* Start Source data *

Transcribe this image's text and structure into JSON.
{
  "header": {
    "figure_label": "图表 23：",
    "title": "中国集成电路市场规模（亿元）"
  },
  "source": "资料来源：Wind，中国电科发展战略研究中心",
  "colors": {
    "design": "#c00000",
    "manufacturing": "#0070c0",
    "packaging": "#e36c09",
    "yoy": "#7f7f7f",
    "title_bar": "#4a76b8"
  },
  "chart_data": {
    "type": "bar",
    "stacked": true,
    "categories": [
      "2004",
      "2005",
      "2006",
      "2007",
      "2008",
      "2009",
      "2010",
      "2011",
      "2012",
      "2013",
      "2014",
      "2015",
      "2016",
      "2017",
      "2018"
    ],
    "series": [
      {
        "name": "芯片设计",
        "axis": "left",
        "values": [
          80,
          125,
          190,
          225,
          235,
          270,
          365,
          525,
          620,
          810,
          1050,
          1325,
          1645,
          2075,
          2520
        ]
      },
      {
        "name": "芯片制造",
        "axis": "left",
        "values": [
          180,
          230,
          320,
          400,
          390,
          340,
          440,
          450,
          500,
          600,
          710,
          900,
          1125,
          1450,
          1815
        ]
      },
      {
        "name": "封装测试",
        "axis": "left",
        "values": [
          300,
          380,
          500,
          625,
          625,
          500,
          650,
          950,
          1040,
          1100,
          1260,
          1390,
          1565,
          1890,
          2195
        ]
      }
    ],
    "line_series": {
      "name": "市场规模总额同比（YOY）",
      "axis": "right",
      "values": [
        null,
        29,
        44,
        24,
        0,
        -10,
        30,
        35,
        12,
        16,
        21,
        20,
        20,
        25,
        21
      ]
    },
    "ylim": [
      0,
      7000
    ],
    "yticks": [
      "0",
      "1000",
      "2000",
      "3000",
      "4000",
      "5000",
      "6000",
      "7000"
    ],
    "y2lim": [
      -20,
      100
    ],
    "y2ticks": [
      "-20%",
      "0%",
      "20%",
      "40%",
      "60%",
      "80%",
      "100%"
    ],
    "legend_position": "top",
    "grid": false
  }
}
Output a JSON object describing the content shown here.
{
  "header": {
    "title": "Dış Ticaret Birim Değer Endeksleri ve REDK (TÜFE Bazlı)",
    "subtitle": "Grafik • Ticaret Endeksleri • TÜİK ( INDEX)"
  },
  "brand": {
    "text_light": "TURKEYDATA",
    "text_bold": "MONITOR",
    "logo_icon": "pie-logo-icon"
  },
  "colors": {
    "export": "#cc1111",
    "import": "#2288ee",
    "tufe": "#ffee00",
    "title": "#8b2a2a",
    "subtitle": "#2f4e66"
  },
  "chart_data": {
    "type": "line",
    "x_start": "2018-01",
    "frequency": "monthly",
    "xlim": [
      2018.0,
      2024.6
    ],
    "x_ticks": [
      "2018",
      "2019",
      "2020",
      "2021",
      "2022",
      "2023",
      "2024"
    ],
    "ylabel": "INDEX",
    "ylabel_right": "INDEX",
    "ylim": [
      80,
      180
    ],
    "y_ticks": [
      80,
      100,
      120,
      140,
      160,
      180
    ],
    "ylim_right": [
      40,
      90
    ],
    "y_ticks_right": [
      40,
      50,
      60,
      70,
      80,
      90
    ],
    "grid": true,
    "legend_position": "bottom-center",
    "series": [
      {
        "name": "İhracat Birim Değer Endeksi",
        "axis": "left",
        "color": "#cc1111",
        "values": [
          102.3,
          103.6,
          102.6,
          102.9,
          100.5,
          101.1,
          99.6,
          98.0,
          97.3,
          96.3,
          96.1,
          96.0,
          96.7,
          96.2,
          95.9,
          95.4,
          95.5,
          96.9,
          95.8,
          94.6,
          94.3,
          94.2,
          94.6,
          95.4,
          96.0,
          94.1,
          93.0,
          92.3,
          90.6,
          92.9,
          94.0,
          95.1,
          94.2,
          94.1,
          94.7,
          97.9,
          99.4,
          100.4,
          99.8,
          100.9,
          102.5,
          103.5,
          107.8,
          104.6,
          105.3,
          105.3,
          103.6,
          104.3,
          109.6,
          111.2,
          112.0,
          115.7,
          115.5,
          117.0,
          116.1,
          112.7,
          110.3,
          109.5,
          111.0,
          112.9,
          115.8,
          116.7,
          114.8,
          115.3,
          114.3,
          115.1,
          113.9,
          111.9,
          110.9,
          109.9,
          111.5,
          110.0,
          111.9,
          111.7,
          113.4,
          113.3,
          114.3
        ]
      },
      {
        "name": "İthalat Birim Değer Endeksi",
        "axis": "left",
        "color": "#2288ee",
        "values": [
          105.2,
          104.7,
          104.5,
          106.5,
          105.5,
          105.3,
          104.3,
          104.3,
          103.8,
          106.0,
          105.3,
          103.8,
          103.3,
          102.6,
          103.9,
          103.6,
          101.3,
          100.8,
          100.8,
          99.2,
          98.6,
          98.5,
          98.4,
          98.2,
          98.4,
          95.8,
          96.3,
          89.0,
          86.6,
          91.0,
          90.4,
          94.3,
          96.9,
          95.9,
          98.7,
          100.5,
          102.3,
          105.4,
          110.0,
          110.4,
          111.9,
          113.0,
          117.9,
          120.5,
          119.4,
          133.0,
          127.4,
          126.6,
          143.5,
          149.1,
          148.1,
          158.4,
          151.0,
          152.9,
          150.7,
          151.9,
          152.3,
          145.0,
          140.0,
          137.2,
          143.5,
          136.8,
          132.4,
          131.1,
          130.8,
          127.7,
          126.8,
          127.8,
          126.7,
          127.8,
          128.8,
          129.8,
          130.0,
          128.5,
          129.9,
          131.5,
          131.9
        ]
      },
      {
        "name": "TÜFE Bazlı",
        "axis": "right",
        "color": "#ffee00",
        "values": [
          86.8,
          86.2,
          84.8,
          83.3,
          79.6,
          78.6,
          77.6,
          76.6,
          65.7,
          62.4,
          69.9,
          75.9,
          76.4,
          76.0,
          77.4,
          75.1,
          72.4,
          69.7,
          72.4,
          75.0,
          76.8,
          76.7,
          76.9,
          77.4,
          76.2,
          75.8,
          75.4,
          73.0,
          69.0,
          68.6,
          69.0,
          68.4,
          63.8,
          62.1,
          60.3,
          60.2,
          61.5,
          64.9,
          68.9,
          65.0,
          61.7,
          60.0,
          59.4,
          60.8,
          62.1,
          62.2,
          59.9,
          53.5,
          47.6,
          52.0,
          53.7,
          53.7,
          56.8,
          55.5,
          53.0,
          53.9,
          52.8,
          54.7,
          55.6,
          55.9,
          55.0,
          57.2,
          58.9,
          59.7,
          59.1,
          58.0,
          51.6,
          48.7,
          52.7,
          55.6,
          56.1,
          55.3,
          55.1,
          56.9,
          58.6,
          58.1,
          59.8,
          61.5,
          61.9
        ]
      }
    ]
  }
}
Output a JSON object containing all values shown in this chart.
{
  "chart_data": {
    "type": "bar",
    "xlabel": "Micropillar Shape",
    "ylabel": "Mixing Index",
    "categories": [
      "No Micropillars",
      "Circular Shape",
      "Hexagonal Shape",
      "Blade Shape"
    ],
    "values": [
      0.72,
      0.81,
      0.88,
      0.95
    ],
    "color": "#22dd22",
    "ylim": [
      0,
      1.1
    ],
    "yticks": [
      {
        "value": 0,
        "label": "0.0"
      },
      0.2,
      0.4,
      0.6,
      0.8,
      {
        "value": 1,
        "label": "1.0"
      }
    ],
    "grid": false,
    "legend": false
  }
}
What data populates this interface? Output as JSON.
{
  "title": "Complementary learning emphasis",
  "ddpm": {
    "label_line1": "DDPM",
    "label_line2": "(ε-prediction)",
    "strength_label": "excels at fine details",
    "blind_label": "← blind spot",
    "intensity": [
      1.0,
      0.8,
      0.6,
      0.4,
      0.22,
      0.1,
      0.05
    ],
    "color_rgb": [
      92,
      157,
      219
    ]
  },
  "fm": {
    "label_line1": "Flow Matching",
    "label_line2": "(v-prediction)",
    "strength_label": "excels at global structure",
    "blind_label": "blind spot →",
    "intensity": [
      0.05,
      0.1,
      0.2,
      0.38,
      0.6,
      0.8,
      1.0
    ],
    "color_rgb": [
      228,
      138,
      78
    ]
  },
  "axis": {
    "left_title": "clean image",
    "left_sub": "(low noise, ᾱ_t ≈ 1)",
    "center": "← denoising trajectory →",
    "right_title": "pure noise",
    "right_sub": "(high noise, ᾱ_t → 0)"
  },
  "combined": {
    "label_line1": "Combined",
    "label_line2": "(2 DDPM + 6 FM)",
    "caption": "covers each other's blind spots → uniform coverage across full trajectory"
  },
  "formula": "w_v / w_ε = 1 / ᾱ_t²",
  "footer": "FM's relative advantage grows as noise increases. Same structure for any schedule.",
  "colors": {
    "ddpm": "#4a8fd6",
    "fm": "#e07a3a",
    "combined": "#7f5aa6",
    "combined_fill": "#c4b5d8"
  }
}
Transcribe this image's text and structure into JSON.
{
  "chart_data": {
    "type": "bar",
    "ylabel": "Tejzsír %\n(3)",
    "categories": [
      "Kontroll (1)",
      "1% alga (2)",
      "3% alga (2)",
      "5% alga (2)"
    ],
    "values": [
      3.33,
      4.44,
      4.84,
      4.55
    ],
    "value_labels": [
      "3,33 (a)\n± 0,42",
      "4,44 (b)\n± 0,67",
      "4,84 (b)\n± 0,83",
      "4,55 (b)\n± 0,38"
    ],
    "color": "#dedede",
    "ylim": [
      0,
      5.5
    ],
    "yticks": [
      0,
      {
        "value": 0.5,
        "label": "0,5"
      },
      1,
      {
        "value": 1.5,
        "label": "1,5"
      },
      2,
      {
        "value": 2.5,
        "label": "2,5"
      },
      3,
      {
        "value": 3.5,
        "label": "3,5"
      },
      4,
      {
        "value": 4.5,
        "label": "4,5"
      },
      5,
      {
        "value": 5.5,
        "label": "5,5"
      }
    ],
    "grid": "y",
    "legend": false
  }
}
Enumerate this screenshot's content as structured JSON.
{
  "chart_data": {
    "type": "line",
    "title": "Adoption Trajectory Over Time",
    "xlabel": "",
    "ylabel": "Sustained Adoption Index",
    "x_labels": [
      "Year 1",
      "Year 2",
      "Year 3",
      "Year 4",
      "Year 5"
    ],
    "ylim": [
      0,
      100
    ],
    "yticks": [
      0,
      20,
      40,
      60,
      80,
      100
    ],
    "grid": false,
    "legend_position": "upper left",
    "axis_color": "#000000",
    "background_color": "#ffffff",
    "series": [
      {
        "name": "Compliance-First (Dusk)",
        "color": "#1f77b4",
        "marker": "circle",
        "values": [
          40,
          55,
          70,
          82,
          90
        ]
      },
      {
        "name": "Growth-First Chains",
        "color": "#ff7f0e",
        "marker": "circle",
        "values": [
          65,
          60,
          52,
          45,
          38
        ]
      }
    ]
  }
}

* End Source data *

__What is required__
Look above for the line that holds "Enumerate this screenshot's", then copy it and each line after it exactly, through the last line of the data.

__Result of this exercise__
Enumerate this screenshot's content as structured JSON.
{
  "chart_data": {
    "type": "line",
    "title": "Adoption Trajectory Over Time",
    "xlabel": "",
    "ylabel": "Sustained Adoption Index",
    "x_labels": [
      "Year 1",
      "Year 2",
      "Year 3",
      "Year 4",
      "Year 5"
    ],
    "ylim": [
      0,
      100
    ],
    "yticks": [
      0,
      20,
      40,
      60,
      80,
      100
    ],
    "grid": false,
    "legend_position": "upper left",
    "axis_color": "#000000",
    "background_color": "#ffffff",
    "series": [
      {
        "name": "Compliance-First (Dusk)",
        "color": "#1f77b4",
        "marker": "circle",
        "values": [
          40,
          55,
          70,
          82,
          90
        ]
      },
      {
        "name": "Growth-First Chains",
        "color": "#ff7f0e",
        "marker": "circle",
        "values": [
          65,
          60,
          52,
          45,
          38
        ]
      }
    ]
  }
}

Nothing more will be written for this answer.